## Challenge
Please copy the ARM hardware discussion between "What matters is" and "happy with x86_64)", inclusive, with "thoroughly documented" substituted for "well documented".

## Source document

--- START ---

Have a look at the post above mine.
@daniel0366 recommended Radxa ROCK,Banana Pi and Orange Pi,and I’d like to add Pine64 devices.
I had a look at all four,most of their devices seem to use Rockchip and a few Allwinner.
I’m not an expert for ARM,but as far as I know Rockchip is rather open and good to support,having read some blog posts at Pine64 about their Rockchip-based devices in the past.
Pine64 also wrote about community efforts to mainline the Rockchip stuff if I remember right,but that doesn’t matter at all here,Haiku isn’t Linux.
What matters is that the hardware is well documented which seems to be the case for Rockchip from what I’ve read so far (again,I’m no expert and I’m happy with x86_64)

I had a look at Pine64. They also manufacture laptop Pinebook and tablet Pinetab. Working on Pine64, starting from rock64 would be a good entry to varieties of ARM devices.

Linux mainline does matter to the extent that it serves as proof that something actually is open enough to be supported and has a presumably well written open source implementation already available to study.

--- END ---

## Entries supplied
--- START ---

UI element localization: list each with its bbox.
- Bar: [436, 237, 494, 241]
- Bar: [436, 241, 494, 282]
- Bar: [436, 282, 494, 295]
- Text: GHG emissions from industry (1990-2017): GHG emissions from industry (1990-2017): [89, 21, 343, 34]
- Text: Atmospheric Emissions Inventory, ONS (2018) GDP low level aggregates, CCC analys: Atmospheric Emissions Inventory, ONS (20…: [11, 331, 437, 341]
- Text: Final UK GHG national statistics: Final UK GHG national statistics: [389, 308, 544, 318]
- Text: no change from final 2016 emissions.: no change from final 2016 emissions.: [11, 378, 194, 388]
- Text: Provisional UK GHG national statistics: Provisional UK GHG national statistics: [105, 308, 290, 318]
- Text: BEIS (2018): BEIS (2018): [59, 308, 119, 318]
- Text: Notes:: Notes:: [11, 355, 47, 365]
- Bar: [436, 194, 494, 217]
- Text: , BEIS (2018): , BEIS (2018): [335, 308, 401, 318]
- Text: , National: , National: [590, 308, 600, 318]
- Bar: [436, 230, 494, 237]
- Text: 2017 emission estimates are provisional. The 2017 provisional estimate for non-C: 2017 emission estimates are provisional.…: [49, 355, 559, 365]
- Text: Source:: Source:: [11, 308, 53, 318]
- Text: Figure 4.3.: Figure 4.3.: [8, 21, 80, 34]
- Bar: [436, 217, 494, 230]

--- END ---

## Task solution
What matters is that the hardware is thoroughly documented which seems to be the case for Rockchip from what I’ve read so far (again,I’m no expert and I’m happy with x86_64)